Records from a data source
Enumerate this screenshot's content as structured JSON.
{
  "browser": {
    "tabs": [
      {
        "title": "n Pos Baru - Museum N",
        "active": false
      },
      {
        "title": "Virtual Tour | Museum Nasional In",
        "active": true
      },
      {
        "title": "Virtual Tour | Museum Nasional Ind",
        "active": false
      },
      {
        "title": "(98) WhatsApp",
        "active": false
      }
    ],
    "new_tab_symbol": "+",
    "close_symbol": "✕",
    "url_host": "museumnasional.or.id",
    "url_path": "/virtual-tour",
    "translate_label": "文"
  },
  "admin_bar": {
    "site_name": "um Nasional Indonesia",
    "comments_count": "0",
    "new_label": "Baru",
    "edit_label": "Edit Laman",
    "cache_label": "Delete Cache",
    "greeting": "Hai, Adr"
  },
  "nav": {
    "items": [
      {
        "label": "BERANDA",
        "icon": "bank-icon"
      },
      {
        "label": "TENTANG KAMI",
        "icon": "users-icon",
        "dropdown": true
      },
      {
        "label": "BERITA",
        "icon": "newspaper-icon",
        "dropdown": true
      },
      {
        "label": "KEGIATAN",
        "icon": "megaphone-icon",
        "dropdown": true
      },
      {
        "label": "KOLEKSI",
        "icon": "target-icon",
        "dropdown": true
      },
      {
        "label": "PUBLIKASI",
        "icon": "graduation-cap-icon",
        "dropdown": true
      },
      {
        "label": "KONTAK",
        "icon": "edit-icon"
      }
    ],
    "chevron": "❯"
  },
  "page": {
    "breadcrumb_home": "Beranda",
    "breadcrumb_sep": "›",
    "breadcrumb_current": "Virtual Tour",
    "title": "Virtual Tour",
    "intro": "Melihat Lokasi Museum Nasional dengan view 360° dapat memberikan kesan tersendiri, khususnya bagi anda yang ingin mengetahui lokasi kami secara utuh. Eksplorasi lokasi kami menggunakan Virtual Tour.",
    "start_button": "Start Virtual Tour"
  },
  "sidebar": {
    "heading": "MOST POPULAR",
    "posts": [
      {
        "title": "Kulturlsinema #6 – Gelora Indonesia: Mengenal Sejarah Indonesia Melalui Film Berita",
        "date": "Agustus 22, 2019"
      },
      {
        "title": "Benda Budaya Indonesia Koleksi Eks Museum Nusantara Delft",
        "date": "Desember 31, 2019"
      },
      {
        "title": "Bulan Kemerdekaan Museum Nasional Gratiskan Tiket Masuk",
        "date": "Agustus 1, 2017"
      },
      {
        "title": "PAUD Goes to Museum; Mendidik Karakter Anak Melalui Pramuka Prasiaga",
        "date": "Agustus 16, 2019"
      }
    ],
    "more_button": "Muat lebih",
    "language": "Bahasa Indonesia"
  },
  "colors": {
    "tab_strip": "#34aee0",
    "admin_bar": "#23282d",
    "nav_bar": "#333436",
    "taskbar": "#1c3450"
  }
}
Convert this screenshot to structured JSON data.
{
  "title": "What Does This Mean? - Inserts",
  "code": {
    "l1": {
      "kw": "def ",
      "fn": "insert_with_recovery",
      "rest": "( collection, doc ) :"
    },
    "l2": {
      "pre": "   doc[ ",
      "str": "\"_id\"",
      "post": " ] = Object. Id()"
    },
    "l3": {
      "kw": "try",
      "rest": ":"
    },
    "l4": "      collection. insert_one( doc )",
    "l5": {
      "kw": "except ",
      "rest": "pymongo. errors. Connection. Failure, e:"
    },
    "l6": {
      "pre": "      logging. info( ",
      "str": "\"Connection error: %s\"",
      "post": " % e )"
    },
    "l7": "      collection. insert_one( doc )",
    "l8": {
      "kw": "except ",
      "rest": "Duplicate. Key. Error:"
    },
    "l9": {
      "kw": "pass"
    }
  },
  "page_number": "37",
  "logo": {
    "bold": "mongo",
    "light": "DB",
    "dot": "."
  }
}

## GOAL
Go through the records and print each one exactly.

## RESULT BELOW
Enumerate this screenshot's content as structured JSON.
{
  "browser": {
    "tabs": [
      {
        "title": "n Pos Baru - Museum N",
        "active": false
      },
      {
        "title": "Virtual Tour | Museum Nasional In",
        "active": true
      },
      {
        "title": "Virtual Tour | Museum Nasional Ind",
        "active": false
      },
      {
        "title": "(98) WhatsApp",
        "active": false
      }
    ],
    "new_tab_symbol": "+",
    "close_symbol": "✕",
    "url_host": "museumnasional.or.id",
    "url_path": "/virtual-tour",
    "translate_label": "文"
  },
  "admin_bar": {
    "site_name": "um Nasional Indonesia",
    "comments_count": "0",
    "new_label": "Baru",
    "edit_label": "Edit Laman",
    "cache_label": "Delete Cache",
    "greeting": "Hai, Adr"
  },
  "nav": {
    "items": [
      {
        "label": "BERANDA",
        "icon": "bank-icon"
      },
      {
        "label": "TENTANG KAMI",
        "icon": "users-icon",
        "dropdown": true
      },
      {
        "label": "BERITA",
        "icon": "newspaper-icon",
        "dropdown": true
      },
      {
        "label": "KEGIATAN",
        "icon": "megaphone-icon",
        "dropdown": true
      },
      {
        "label": "KOLEKSI",
        "icon": "target-icon",
        "dropdown": true
      },
      {
        "label": "PUBLIKASI",
        "icon": "graduation-cap-icon",
        "dropdown": true
      },
      {
        "label": "KONTAK",
        "icon": "edit-icon"
      }
    ],
    "chevron": "❯"
  },
  "page": {
    "breadcrumb_home": "Beranda",
    "breadcrumb_sep": "›",
    "breadcrumb_current": "Virtual Tour",
    "title": "Virtual Tour",
    "intro": "Melihat Lokasi Museum Nasional dengan view 360° dapat memberikan kesan tersendiri, khususnya bagi anda yang ingin mengetahui lokasi kami secara utuh. Eksplorasi lokasi kami menggunakan Virtual Tour.",
    "start_button": "Start Virtual Tour"
  },
  "sidebar": {
    "heading": "MOST POPULAR",
    "posts": [
      {
        "title": "Kulturlsinema #6 – Gelora Indonesia: Mengenal Sejarah Indonesia Melalui Film Berita",
        "date": "Agustus 22, 2019"
      },
      {
        "title": "Benda Budaya Indonesia Koleksi Eks Museum Nusantara Delft",
        "date": "Desember 31, 2019"
      },
      {
        "title": "Bulan Kemerdekaan Museum Nasional Gratiskan Tiket Masuk",
        "date": "Agustus 1, 2017"
      },
      {
        "title": "PAUD Goes to Museum; Mendidik Karakter Anak Melalui Pramuka Prasiaga",
        "date": "Agustus 16, 2019"
      }
    ],
    "more_button": "Muat lebih",
    "language": "Bahasa Indonesia"
  },
  "colors": {
    "tab_strip": "#34aee0",
    "admin_bar": "#23282d",
    "nav_bar": "#333436",
    "taskbar": "#1c3450"
  }
}
Convert this screenshot to structured JSON data.
{
  "title": "What Does This Mean? - Inserts",
  "code": {
    "l1": {
      "kw": "def ",
      "fn": "insert_with_recovery",
      "rest": "( collection, doc ) :"
    },
    "l2": {
      "pre": "   doc[ ",
      "str": "\"_id\"",
      "post": " ] = Object. Id()"
    },
    "l3": {
      "kw": "try",
      "rest": ":"
    },
    "l4": "      collection. insert_one( doc )",
    "l5": {
      "kw": "except ",
      "rest": "pymongo. errors. Connection. Failure, e:"
    },
    "l6": {
      "pre": "      logging. info( ",
      "str": "\"Connection error: %s\"",
      "post": " % e )"
    },
    "l7": "      collection. insert_one( doc )",
    "l8": {
      "kw": "except ",
      "rest": "Duplicate. Key. Error:"
    },
    "l9": {
      "kw": "pass"
    }
  },
  "page_number": "37",
  "logo": {
    "bold": "mongo",
    "light": "DB",
    "dot": "."
  }
}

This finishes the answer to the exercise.